#### Directions for this task:
No images are to be carried over; print all other material exactly as it stands.

#### Supplied material:
>> begin

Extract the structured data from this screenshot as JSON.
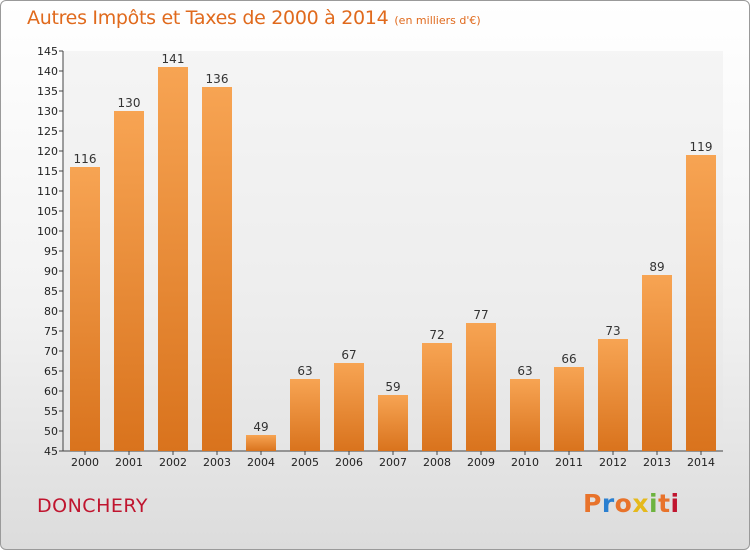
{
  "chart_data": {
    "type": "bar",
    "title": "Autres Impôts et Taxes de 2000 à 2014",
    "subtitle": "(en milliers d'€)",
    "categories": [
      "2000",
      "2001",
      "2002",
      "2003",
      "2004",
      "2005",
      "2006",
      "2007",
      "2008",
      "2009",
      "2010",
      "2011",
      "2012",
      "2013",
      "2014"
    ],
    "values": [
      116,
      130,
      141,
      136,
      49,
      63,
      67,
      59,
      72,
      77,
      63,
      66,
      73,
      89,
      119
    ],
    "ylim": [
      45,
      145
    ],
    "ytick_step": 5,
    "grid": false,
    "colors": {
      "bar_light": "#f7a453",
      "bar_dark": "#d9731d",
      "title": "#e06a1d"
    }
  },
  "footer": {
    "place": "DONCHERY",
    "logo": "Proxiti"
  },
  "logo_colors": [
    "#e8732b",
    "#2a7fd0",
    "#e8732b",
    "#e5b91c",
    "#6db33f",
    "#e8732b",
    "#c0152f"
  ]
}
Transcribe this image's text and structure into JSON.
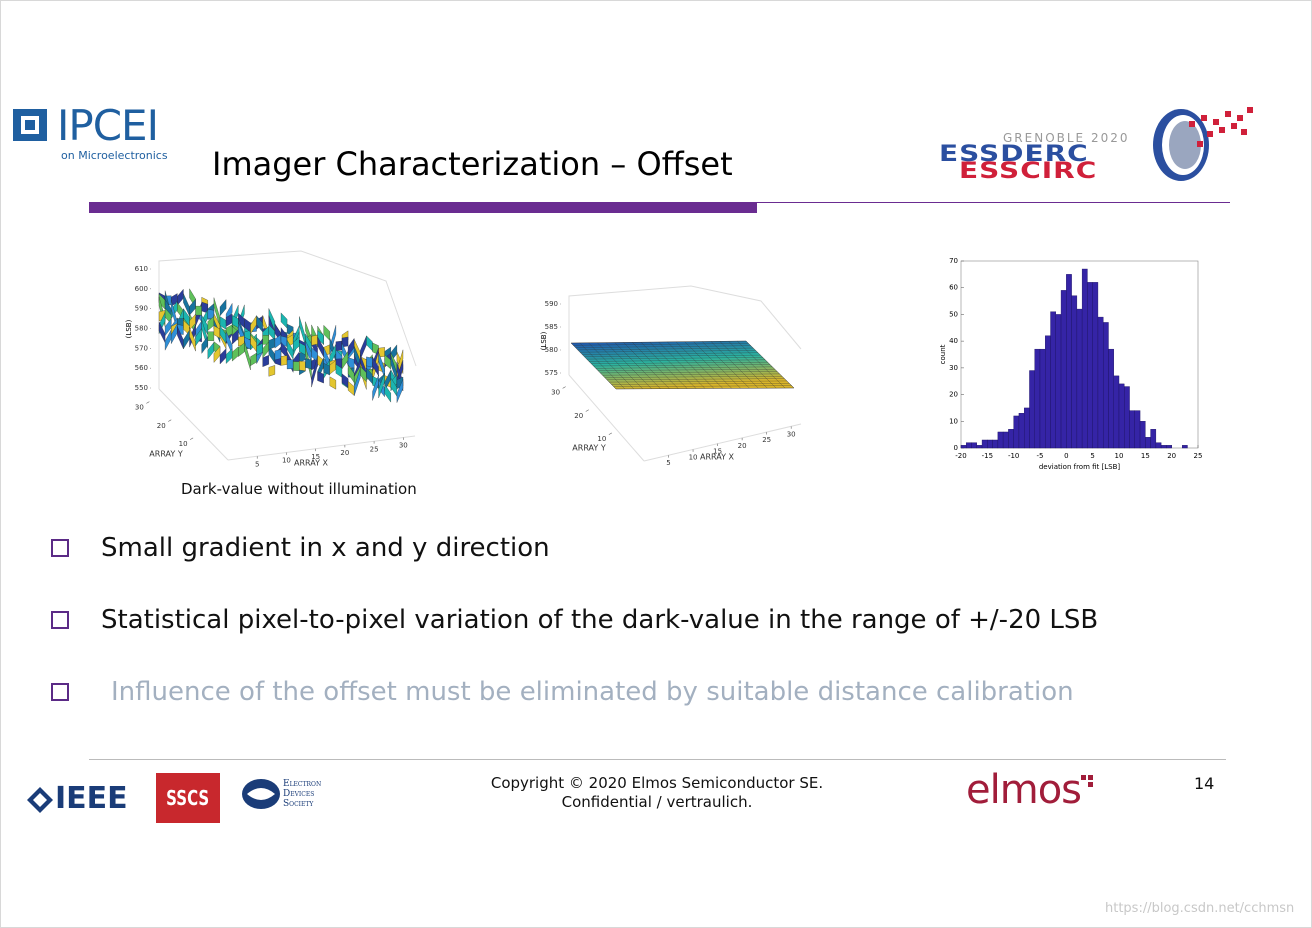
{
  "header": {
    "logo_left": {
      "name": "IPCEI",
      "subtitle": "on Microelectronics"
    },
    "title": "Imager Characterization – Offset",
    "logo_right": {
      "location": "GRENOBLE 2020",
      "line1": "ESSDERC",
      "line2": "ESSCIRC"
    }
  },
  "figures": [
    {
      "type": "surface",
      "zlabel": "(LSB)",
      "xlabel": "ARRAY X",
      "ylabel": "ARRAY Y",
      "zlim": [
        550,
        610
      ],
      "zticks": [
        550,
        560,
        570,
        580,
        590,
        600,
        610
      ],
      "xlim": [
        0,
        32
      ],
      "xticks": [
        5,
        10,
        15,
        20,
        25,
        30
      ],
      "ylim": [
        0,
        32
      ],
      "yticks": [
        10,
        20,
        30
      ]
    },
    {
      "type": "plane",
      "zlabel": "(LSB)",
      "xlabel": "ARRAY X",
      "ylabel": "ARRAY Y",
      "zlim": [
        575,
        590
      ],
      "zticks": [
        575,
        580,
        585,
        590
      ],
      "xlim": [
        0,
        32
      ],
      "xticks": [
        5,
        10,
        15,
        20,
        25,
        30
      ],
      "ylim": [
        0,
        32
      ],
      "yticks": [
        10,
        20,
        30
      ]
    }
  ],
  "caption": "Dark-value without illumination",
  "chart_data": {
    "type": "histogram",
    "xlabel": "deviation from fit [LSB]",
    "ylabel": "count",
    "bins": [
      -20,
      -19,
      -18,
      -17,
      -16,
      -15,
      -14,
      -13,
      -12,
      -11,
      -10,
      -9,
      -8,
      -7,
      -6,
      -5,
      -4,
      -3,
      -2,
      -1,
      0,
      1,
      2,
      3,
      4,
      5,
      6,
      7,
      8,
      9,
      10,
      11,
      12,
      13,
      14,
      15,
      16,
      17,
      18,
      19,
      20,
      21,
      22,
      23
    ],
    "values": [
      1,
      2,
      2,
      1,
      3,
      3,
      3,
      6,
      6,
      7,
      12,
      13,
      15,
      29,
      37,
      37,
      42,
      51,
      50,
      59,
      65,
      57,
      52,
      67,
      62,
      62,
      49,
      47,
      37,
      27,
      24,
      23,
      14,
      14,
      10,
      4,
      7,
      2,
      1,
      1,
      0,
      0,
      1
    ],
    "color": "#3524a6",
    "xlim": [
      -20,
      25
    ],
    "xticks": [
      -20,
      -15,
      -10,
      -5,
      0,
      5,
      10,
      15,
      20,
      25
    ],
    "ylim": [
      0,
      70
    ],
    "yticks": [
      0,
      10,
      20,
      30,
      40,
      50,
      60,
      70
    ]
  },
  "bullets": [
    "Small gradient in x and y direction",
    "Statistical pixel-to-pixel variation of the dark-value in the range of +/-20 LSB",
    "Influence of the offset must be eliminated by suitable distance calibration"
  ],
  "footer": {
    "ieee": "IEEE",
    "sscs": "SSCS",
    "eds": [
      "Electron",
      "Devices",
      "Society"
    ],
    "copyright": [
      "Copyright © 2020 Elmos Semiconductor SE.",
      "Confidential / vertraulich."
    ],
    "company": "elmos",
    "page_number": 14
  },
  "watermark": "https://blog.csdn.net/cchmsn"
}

>> end

#### Answer:
Extract the structured data from this screenshot as JSON.
{
  "chart_data": {
    "type": "bar",
    "title": "Autres Impôts et Taxes de 2000 à 2014",
    "subtitle": "(en milliers d'€)",
    "categories": [
      "2000",
      "2001",
      "2002",
      "2003",
      "2004",
      "2005",
      "2006",
      "2007",
      "2008",
      "2009",
      "2010",
      "2011",
      "2012",
      "2013",
      "2014"
    ],
    "values": [
      116,
      130,
      141,
      136,
      49,
      63,
      67,
      59,
      72,
      77,
      63,
      66,
      73,
      89,
      119
    ],
    "ylim": [
      45,
      145
    ],
    "ytick_step": 5,
    "grid": false,
    "colors": {
      "bar_light": "#f7a453",
      "bar_dark": "#d9731d",
      "title": "#e06a1d"
    }
  },
  "footer": {
    "place": "DONCHERY",
    "logo": "Proxiti"
  },
  "logo_colors": [
    "#e8732b",
    "#2a7fd0",
    "#e8732b",
    "#e5b91c",
    "#6db33f",
    "#e8732b",
    "#c0152f"
  ]
}
Transcribe this image's text and structure into JSON.
{
  "header": {
    "logo_left": {
      "name": "IPCEI",
      "subtitle": "on Microelectronics"
    },
    "title": "Imager Characterization – Offset",
    "logo_right": {
      "location": "GRENOBLE 2020",
      "line1": "ESSDERC",
      "line2": "ESSCIRC"
    }
  },
  "figures": [
    {
      "type": "surface",
      "zlabel": "(LSB)",
      "xlabel": "ARRAY X",
      "ylabel": "ARRAY Y",
      "zlim": [
        550,
        610
      ],
      "zticks": [
        550,
        560,
        570,
        580,
        590,
        600,
        610
      ],
      "xlim": [
        0,
        32
      ],
      "xticks": [
        5,
        10,
        15,
        20,
        25,
        30
      ],
      "ylim": [
        0,
        32
      ],
      "yticks": [
        10,
        20,
        30
      ]
    },
    {
      "type": "plane",
      "zlabel": "(LSB)",
      "xlabel": "ARRAY X",
      "ylabel": "ARRAY Y",
      "zlim": [
        575,
        590
      ],
      "zticks": [
        575,
        580,
        585,
        590
      ],
      "xlim": [
        0,
        32
      ],
      "xticks": [
        5,
        10,
        15,
        20,
        25,
        30
      ],
      "ylim": [
        0,
        32
      ],
      "yticks": [
        10,
        20,
        30
      ]
    }
  ],
  "caption": "Dark-value without illumination",
  "chart_data": {
    "type": "histogram",
    "xlabel": "deviation from fit [LSB]",
    "ylabel": "count",
    "bins": [
      -20,
      -19,
      -18,
      -17,
      -16,
      -15,
      -14,
      -13,
      -12,
      -11,
      -10,
      -9,
      -8,
      -7,
      -6,
      -5,
      -4,
      -3,
      -2,
      -1,
      0,
      1,
      2,
      3,
      4,
      5,
      6,
      7,
      8,
      9,
      10,
      11,
      12,
      13,
      14,
      15,
      16,
      17,
      18,
      19,
      20,
      21,
      22,
      23
    ],
    "values": [
      1,
      2,
      2,
      1,
      3,
      3,
      3,
      6,
      6,
      7,
      12,
      13,
      15,
      29,
      37,
      37,
      42,
      51,
      50,
      59,
      65,
      57,
      52,
      67,
      62,
      62,
      49,
      47,
      37,
      27,
      24,
      23,
      14,
      14,
      10,
      4,
      7,
      2,
      1,
      1,
      0,
      0,
      1
    ],
    "color": "#3524a6",
    "xlim": [
      -20,
      25
    ],
    "xticks": [
      -20,
      -15,
      -10,
      -5,
      0,
      5,
      10,
      15,
      20,
      25
    ],
    "ylim": [
      0,
      70
    ],
    "yticks": [
      0,
      10,
      20,
      30,
      40,
      50,
      60,
      70
    ]
  },
  "bullets": [
    "Small gradient in x and y direction",
    "Statistical pixel-to-pixel variation of the dark-value in the range of +/-20 LSB",
    "Influence of the offset must be eliminated by suitable distance calibration"
  ],
  "footer": {
    "ieee": "IEEE",
    "sscs": "SSCS",
    "eds": [
      "Electron",
      "Devices",
      "Society"
    ],
    "copyright": [
      "Copyright © 2020 Elmos Semiconductor SE.",
      "Confidential / vertraulich."
    ],
    "company": "elmos",
    "page_number": 14
  },
  "watermark": "https://blog.csdn.net/cchmsn"
}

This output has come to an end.